Request
Can you quote, word for word, everything in the listing from the line containing "432, 1447, 439]" down to the line containing "2, 1090, 8]", both of those lines included, and nothing else?

start Supplied records

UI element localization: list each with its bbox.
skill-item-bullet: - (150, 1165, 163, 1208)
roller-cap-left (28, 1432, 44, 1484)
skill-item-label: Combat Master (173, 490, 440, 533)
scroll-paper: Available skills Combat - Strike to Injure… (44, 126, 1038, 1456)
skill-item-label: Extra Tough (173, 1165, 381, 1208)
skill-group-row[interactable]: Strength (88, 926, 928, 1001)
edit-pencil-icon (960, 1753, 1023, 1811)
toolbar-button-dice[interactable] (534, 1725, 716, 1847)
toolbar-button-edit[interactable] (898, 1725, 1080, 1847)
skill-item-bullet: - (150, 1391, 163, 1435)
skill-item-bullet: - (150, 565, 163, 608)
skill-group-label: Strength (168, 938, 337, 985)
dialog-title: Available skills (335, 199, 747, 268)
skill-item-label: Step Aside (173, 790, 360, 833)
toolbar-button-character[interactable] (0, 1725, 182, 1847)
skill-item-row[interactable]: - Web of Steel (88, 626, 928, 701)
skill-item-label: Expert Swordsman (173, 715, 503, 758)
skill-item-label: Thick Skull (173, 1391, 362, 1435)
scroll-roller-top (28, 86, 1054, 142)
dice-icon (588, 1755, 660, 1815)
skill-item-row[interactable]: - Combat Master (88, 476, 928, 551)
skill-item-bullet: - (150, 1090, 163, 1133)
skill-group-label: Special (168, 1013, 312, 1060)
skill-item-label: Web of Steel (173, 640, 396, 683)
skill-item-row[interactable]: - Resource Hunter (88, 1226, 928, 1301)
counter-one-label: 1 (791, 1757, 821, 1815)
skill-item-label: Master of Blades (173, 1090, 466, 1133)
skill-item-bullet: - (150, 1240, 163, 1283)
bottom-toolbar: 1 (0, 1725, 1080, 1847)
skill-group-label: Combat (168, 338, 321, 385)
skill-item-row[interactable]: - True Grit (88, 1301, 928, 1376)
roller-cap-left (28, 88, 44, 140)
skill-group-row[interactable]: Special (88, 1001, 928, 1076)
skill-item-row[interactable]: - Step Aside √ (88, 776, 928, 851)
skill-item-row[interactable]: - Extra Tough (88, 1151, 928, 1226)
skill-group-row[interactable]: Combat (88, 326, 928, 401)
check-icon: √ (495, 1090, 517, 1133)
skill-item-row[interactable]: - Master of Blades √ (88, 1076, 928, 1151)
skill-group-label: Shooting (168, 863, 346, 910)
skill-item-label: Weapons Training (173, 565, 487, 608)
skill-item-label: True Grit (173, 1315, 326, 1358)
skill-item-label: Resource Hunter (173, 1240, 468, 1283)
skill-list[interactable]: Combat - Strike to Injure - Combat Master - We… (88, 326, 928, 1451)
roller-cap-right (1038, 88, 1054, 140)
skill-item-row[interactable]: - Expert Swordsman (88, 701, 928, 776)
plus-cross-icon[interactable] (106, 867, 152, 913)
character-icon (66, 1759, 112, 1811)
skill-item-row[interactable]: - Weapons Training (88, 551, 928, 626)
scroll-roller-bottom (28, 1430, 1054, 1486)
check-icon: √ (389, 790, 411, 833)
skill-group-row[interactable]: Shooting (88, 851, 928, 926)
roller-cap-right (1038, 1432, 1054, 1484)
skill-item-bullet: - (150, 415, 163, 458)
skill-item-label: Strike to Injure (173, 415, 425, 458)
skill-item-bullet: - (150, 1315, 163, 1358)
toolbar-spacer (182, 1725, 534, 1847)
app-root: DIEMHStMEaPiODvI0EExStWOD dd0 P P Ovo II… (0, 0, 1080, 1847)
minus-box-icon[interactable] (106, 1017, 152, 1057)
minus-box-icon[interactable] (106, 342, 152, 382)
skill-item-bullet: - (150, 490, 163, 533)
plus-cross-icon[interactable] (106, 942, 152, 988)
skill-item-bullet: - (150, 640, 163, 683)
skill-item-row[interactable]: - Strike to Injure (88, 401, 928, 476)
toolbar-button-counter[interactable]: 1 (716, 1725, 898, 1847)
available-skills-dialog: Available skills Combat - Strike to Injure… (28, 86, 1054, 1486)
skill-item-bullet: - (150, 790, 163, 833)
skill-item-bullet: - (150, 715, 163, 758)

end Supplied records
start Supplied records

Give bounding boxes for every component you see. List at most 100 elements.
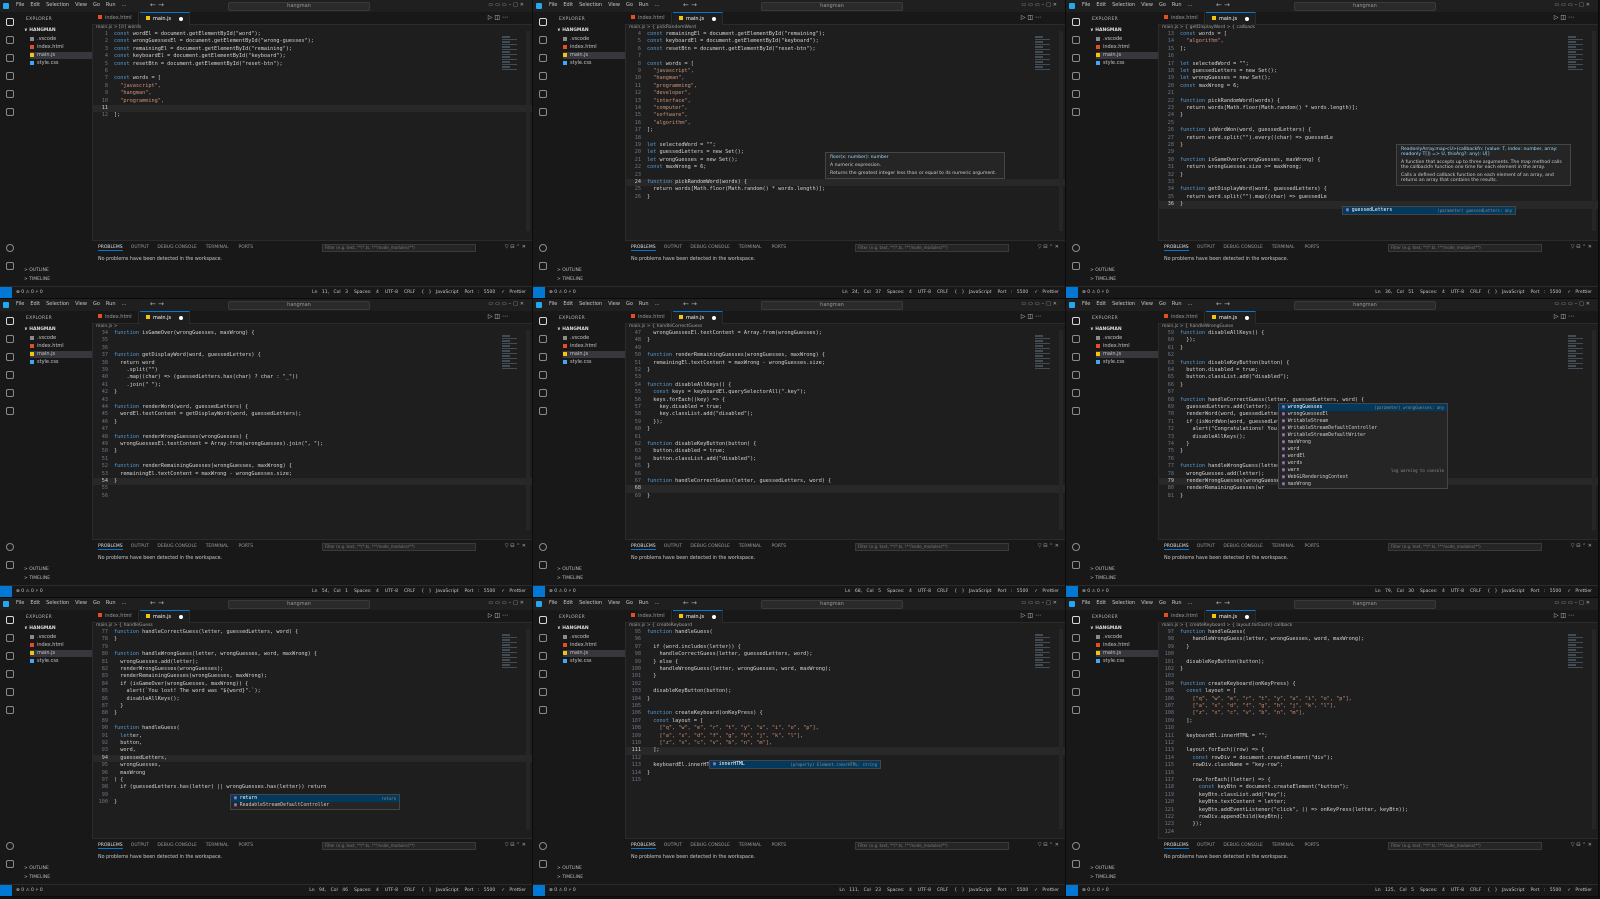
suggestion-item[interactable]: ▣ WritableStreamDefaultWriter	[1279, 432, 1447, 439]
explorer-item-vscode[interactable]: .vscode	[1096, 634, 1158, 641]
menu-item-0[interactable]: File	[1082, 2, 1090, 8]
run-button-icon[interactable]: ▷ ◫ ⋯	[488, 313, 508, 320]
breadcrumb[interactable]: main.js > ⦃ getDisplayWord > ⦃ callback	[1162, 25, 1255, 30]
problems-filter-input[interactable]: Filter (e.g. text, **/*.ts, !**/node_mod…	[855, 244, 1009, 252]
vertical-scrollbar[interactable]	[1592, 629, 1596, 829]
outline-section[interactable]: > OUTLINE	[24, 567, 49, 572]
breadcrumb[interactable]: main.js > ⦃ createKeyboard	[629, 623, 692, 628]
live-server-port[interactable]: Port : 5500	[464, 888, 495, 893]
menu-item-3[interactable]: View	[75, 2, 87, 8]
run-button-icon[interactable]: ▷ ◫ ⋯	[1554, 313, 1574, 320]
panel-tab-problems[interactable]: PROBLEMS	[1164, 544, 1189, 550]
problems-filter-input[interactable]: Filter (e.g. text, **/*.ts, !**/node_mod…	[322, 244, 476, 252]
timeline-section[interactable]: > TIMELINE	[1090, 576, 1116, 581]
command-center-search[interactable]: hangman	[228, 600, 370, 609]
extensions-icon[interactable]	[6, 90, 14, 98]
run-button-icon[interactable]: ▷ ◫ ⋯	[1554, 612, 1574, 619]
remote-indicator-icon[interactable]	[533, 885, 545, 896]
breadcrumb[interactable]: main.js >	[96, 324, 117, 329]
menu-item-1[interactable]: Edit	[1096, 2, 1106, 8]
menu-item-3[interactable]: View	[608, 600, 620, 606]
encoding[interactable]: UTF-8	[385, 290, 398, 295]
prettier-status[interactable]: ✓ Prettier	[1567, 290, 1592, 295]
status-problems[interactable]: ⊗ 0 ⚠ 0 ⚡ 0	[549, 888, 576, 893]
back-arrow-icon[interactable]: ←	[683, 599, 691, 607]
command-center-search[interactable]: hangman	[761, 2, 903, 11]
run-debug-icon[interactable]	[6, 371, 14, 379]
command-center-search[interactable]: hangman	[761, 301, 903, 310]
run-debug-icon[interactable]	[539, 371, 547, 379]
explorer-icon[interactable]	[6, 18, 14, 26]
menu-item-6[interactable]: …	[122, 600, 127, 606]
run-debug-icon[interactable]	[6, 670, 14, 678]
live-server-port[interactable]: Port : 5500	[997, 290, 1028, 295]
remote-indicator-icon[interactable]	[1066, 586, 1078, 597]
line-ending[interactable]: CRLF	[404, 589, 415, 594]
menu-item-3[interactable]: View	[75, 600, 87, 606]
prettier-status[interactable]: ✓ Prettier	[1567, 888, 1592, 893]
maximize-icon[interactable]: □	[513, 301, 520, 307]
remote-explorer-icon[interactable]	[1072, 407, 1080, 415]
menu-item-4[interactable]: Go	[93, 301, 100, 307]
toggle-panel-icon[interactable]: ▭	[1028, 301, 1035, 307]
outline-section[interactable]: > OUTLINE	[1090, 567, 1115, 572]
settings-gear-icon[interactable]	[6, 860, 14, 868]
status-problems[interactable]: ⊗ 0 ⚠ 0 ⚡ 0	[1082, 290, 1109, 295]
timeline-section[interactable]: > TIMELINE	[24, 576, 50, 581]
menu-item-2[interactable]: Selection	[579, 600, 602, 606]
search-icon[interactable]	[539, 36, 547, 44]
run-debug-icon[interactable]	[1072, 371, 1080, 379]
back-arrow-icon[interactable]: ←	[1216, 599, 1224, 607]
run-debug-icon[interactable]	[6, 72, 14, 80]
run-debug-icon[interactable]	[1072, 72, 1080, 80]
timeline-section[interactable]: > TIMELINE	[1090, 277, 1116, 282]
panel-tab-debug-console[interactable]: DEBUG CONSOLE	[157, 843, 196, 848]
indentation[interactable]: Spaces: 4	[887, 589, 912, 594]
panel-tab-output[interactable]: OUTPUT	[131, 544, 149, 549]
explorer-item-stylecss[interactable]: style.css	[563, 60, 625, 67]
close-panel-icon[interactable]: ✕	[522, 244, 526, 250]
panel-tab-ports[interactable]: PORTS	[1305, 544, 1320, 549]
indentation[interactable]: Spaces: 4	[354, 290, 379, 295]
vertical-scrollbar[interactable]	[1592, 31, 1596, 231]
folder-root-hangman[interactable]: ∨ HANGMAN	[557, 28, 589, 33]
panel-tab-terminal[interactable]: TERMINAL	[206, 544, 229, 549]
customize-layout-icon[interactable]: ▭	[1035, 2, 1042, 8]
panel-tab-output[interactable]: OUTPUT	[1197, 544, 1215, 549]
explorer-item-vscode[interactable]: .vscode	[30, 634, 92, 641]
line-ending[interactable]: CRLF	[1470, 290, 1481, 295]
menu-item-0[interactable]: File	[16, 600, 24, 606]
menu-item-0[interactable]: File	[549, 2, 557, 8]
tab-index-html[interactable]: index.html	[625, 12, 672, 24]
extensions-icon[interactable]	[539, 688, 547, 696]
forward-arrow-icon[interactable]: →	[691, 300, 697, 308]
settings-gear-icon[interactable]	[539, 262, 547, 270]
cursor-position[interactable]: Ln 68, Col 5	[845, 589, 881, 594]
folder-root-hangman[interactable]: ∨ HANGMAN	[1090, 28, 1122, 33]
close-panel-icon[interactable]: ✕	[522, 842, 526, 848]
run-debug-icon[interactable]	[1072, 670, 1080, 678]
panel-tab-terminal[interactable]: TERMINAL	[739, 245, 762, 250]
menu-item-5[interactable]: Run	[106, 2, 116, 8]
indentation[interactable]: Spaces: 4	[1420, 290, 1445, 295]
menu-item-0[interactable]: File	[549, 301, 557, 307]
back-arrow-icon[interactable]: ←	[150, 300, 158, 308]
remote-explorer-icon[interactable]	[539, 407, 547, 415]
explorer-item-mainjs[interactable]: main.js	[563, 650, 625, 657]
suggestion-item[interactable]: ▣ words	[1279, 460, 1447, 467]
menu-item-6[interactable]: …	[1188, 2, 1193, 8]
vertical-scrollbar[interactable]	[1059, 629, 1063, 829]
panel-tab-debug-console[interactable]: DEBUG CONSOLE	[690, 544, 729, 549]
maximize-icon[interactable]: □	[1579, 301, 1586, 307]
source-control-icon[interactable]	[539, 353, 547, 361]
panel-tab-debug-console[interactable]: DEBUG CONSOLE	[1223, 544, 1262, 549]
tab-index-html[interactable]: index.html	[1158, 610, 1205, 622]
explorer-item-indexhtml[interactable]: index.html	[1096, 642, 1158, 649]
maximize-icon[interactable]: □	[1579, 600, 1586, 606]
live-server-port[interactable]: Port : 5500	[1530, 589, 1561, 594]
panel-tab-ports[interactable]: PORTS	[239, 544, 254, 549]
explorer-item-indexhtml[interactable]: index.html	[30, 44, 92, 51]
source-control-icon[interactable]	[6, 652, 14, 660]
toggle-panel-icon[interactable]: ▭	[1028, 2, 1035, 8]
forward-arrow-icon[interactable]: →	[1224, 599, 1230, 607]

end Supplied records
start Supplied records

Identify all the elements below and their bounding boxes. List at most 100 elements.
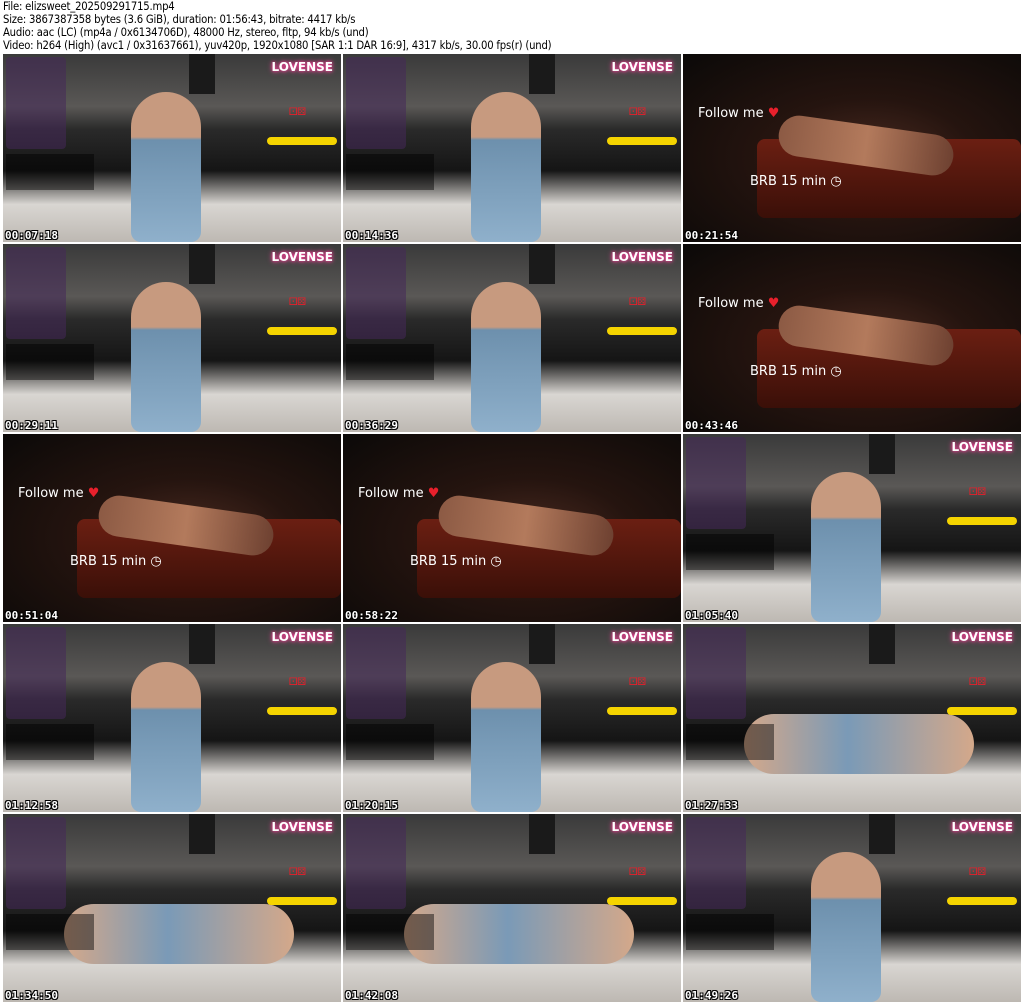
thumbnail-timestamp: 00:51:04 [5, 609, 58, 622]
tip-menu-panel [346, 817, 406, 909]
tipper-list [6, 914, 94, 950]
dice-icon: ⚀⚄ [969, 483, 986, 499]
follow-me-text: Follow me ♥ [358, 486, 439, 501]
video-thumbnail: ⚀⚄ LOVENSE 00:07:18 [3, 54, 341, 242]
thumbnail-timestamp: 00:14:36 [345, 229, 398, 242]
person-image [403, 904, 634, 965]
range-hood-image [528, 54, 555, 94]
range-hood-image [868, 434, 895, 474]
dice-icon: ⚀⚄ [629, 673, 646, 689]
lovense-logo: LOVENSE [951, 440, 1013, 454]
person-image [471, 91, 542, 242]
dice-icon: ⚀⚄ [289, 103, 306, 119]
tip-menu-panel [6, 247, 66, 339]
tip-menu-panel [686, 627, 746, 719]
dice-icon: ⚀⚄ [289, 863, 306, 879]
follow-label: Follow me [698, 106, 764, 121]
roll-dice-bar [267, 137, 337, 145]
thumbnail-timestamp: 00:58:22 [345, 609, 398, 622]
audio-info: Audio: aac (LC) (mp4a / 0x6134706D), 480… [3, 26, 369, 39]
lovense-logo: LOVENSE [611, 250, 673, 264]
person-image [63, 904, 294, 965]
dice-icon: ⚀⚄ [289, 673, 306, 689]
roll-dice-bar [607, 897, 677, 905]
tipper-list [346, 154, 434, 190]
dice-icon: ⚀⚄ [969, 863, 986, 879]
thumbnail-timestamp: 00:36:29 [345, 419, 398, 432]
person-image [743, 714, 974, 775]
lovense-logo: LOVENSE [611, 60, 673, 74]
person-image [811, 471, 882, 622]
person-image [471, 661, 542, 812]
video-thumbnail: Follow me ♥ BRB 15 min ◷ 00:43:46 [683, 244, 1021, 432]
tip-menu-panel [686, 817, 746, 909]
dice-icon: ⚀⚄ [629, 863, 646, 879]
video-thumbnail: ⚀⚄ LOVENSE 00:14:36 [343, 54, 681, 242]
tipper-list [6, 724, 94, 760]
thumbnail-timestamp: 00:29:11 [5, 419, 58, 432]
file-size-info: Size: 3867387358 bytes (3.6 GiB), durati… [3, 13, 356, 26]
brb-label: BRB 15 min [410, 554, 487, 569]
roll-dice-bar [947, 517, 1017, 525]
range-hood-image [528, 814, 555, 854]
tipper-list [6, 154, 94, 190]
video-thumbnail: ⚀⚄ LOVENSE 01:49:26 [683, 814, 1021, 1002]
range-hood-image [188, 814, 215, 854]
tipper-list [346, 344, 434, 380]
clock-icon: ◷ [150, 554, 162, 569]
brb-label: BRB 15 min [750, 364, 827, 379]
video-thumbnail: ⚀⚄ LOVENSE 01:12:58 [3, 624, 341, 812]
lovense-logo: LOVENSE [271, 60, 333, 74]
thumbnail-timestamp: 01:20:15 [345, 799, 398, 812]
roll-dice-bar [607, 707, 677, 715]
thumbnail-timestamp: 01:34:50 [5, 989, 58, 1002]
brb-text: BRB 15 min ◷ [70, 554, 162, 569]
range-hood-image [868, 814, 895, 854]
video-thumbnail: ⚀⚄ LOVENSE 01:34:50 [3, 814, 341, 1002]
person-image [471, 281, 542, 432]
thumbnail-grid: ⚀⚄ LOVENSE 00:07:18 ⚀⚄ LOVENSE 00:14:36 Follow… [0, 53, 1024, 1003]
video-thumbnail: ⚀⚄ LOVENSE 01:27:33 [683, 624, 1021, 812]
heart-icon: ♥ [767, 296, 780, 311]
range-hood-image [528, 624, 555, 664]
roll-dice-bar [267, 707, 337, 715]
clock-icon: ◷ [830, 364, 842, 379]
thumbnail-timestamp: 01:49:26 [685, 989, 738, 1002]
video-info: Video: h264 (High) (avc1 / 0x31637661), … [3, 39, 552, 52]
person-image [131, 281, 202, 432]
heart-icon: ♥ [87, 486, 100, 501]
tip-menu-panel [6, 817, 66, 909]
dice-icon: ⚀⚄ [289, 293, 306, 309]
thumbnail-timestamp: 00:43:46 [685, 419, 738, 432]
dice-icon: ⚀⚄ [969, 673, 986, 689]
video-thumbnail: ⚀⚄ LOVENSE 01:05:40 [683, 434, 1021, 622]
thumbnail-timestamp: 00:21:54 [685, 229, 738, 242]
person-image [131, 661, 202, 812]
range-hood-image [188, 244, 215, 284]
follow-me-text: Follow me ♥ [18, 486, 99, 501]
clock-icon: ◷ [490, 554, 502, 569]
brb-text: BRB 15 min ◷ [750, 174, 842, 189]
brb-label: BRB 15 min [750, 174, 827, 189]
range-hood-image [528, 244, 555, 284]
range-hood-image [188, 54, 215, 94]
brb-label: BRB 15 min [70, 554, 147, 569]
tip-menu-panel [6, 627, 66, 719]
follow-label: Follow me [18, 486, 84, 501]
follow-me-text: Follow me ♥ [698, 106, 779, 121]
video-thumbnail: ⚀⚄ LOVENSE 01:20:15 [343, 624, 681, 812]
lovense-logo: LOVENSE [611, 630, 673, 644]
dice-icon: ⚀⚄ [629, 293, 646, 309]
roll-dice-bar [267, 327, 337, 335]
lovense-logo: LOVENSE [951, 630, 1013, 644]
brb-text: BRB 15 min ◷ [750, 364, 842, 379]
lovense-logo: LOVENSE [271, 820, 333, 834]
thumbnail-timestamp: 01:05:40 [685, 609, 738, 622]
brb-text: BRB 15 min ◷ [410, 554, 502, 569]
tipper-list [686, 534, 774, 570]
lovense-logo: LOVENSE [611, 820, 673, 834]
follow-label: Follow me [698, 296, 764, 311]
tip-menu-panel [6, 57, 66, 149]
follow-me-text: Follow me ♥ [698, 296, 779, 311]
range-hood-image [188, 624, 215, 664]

end Supplied records

Exercise answer
suggestion-item[interactable]: ▣ WritableStreamDefaultWriter	[1279, 432, 1447, 439]
explorer-item-vscode[interactable]: .vscode	[1096, 634, 1158, 641]
menu-item-0[interactable]: File	[1082, 2, 1090, 8]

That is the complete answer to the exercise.